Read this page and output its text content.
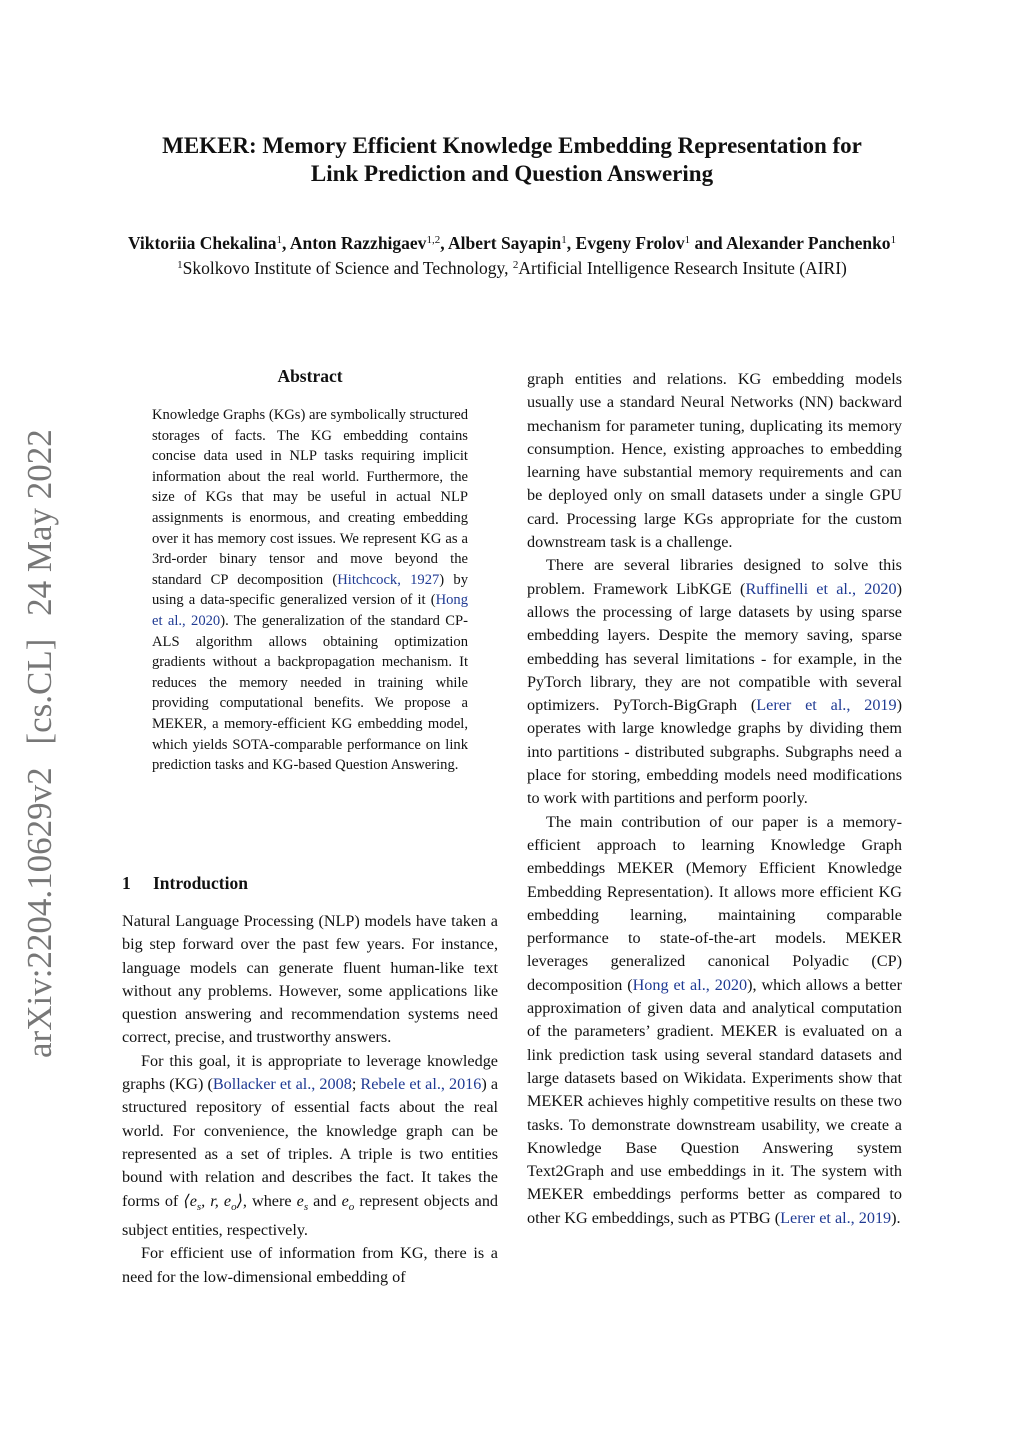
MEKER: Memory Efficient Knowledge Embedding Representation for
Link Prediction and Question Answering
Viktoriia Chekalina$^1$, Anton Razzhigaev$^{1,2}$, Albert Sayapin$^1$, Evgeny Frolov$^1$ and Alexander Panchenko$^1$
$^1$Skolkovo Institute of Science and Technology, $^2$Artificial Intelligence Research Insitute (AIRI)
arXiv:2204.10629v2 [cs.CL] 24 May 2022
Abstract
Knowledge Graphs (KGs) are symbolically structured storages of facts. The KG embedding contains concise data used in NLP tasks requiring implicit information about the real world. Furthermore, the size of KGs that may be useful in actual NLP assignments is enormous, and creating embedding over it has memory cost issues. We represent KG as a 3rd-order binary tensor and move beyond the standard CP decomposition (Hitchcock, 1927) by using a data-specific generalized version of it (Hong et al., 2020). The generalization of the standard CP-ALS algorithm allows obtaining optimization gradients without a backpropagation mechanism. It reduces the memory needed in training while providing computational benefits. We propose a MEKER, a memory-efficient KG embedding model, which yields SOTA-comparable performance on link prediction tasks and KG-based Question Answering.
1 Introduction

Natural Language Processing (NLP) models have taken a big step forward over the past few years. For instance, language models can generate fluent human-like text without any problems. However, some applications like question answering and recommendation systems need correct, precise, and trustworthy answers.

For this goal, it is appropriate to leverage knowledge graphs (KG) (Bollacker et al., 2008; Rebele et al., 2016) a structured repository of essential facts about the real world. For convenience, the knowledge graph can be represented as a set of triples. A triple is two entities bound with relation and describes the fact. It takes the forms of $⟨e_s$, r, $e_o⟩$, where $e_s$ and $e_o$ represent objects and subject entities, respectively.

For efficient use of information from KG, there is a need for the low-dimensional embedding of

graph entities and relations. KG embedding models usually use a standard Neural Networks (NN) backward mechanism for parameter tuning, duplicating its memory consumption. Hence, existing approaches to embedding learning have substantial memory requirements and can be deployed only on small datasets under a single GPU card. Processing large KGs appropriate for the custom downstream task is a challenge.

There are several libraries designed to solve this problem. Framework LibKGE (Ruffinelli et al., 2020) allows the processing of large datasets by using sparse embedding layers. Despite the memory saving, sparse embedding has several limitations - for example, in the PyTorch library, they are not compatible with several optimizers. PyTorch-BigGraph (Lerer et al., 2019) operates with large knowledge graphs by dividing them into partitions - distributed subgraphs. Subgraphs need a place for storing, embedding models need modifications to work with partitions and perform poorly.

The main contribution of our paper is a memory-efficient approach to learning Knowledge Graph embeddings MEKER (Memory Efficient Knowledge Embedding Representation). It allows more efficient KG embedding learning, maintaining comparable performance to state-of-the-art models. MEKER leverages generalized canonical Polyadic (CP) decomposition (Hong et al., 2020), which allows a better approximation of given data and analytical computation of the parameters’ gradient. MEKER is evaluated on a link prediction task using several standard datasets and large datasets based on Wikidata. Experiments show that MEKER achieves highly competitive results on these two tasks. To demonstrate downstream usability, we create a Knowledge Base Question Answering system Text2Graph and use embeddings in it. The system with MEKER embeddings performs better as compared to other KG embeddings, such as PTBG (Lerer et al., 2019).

**Instruction**.
Filter the records down to the lines that contain the string "downstream", and copy those lines.

**Task answer**.
graph entities and relations. KG embedding models usually use a standard Neural Networks (NN) backward mechanism for parameter tuning, duplicating its memory consumption. Hence, existing approaches to embedding learning have substantial memory requirements and can be deployed only on small datasets under a single GPU card. Processing large KGs appropriate for the custom downstream task is a challenge.
The main contribution of our paper is a memory-efficient approach to learning Knowledge Graph embeddings MEKER (Memory Efficient Knowledge Embedding Representation). It allows more efficient KG embedding learning, maintaining comparable performance to state-of-the-art models. MEKER leverages generalized canonical Polyadic (CP) decomposition (Hong et al., 2020), which allows a better approximation of given data and analytical computation of the parameters’ gradient. MEKER is evaluated on a link prediction task using several standard datasets and large datasets based on Wikidata. Experiments show that MEKER achieves highly competitive results on these two tasks. To demonstrate downstream usability, we create a Knowledge Base Question Answering system Text2Graph and use embeddings in it. The system with MEKER embeddings performs better as compared to other KG embeddings, such as PTBG (Lerer et al., 2019).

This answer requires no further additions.